• [Available records]:
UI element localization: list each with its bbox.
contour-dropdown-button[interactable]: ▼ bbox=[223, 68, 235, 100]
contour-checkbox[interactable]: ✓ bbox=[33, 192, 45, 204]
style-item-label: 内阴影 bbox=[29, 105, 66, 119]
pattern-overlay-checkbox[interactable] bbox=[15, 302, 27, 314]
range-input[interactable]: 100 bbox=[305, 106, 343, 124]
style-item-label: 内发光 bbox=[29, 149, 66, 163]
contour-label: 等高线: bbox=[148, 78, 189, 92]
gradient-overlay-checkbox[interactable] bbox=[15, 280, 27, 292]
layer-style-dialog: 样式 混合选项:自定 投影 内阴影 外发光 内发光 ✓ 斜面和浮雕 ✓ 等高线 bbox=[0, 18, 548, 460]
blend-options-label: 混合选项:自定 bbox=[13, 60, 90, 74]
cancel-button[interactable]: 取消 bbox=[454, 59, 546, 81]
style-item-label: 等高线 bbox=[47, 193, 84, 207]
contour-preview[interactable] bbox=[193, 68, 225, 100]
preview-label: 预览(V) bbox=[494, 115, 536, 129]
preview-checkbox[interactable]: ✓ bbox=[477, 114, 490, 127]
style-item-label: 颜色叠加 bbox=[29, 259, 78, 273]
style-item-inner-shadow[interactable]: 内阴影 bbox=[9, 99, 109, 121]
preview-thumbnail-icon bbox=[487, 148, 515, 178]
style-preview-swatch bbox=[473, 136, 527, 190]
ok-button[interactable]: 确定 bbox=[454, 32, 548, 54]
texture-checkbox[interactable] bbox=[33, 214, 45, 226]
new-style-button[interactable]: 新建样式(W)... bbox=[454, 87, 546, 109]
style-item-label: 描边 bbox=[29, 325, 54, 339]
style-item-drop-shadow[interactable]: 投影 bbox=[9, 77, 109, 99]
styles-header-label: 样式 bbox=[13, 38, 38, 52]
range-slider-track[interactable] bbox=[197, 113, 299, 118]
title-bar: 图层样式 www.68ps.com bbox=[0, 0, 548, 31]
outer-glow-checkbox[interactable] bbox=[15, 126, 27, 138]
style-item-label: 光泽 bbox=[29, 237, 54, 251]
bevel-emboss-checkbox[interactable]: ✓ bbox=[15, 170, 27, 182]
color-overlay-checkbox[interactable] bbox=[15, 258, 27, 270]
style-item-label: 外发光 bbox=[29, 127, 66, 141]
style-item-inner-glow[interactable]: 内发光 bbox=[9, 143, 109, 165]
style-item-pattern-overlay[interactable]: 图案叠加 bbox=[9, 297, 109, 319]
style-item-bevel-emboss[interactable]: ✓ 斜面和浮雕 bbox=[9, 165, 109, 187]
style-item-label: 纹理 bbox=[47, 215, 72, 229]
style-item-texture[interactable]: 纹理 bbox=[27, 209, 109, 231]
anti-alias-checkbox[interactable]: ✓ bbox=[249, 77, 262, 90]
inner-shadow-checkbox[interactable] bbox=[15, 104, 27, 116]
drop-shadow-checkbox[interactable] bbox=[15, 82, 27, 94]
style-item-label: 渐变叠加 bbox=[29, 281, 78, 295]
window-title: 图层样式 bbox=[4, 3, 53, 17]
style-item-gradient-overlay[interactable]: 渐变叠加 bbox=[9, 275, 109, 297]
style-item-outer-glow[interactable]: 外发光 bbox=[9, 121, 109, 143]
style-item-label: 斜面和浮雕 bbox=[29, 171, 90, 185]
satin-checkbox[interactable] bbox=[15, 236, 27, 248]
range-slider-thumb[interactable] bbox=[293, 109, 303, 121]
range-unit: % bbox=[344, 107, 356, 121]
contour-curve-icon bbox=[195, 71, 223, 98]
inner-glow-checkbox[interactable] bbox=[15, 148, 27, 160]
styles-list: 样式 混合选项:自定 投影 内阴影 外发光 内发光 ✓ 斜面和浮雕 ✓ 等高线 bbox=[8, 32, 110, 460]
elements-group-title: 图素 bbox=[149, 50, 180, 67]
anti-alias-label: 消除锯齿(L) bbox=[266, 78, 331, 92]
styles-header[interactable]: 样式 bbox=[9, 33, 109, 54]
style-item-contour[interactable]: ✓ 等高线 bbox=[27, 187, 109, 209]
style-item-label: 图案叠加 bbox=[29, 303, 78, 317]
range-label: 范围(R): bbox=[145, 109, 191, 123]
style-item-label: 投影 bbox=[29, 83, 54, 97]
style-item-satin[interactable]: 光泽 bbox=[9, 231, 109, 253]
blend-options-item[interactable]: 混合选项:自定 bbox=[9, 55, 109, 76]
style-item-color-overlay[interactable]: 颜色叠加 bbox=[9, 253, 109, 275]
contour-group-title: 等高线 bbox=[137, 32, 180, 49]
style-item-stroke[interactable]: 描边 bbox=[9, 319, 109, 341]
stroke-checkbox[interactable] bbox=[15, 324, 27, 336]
==
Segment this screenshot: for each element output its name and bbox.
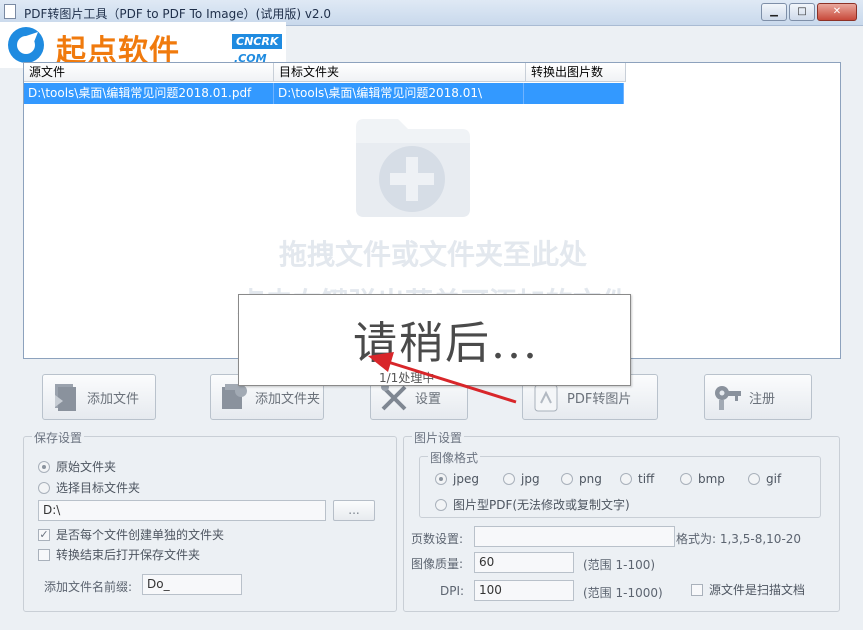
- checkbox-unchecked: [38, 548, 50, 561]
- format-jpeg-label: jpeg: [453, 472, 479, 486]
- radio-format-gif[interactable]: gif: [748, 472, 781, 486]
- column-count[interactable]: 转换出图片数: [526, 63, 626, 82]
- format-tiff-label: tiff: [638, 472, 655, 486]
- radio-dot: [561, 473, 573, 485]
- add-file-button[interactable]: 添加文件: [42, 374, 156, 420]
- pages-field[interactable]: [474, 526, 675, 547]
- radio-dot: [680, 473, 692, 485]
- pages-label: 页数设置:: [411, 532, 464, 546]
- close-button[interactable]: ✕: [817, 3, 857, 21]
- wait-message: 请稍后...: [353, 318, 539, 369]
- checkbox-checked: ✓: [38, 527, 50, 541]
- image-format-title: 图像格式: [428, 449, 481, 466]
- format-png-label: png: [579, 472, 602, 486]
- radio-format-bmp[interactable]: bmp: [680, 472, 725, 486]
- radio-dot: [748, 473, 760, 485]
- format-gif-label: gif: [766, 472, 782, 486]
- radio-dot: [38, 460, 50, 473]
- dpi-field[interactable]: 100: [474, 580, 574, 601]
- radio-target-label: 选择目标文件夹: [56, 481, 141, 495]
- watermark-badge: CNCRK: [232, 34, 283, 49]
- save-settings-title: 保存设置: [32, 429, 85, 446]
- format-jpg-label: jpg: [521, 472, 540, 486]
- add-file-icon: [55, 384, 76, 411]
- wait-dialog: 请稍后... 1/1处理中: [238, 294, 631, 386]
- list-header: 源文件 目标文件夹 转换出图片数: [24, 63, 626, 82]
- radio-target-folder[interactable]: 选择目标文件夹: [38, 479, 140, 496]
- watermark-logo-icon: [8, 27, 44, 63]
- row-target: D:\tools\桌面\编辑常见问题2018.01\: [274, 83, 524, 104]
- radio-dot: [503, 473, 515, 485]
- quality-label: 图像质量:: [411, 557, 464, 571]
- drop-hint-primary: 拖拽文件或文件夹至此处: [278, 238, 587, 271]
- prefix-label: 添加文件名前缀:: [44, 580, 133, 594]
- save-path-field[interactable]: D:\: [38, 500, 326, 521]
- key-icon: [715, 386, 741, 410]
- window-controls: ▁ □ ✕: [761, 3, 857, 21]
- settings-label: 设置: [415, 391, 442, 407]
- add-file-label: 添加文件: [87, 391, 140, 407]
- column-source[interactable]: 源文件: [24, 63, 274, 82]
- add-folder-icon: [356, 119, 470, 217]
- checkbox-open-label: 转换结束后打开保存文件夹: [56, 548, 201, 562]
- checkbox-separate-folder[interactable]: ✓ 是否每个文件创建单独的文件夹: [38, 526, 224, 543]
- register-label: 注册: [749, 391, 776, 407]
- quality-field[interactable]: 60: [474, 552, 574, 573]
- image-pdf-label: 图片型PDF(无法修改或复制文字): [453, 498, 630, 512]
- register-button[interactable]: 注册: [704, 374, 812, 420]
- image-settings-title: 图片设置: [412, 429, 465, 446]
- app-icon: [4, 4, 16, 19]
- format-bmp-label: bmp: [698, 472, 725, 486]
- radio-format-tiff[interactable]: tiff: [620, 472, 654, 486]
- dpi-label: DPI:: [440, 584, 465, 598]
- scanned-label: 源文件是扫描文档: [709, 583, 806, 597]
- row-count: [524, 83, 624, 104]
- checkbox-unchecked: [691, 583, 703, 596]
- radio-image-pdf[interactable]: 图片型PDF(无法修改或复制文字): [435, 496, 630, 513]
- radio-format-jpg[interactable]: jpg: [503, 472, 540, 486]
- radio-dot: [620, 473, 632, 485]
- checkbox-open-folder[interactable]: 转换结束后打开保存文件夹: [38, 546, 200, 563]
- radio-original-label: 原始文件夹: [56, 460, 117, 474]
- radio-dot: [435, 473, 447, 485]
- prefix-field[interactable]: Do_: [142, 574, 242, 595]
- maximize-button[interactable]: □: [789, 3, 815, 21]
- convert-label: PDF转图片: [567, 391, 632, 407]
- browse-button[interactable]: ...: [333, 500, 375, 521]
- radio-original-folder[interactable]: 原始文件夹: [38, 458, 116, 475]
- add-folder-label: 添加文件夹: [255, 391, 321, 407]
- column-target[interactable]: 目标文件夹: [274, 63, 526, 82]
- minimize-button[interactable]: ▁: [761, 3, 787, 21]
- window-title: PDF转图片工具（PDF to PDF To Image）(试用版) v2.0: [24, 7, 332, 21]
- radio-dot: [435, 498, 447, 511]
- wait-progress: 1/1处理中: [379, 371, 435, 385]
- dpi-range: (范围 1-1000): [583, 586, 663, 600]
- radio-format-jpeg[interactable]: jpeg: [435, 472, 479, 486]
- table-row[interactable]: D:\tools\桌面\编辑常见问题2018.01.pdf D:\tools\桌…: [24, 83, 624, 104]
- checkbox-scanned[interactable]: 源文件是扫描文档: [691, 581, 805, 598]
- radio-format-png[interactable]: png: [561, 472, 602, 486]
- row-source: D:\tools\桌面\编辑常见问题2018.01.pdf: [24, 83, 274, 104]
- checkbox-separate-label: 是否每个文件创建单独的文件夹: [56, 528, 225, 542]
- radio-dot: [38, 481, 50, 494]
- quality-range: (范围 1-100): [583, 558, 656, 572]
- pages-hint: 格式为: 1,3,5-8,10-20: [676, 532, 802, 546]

• [Exercise aim]: Can you repeat the stretch of lines from "- checkbox-unchecked: [38, 548, 50, 561]" through "- checkbox-checked: ✓: [38, 527, 50, 541]", replacing "radio-dot" with "radio-circle" and leaving everything else unchanged?

• [Task answer]:
- checkbox-unchecked: [38, 548, 50, 561]
- format-jpeg-label: jpeg: [453, 472, 479, 486]
- radio-format-gif[interactable]: gif: [748, 472, 781, 486]
- column-count[interactable]: 转换出图片数: [526, 63, 626, 82]
- format-tiff-label: tiff: [638, 472, 655, 486]
- radio-circle: [561, 473, 573, 485]
- add-file-button[interactable]: 添加文件: [42, 374, 156, 420]
- pages-field[interactable]: [474, 526, 675, 547]
- radio-circle: [680, 473, 692, 485]
- pages-label: 页数设置:: [411, 532, 464, 546]
- close-button[interactable]: ✕: [817, 3, 857, 21]
- wait-message: 请稍后...: [353, 318, 539, 369]
- checkbox-checked: ✓: [38, 527, 50, 541]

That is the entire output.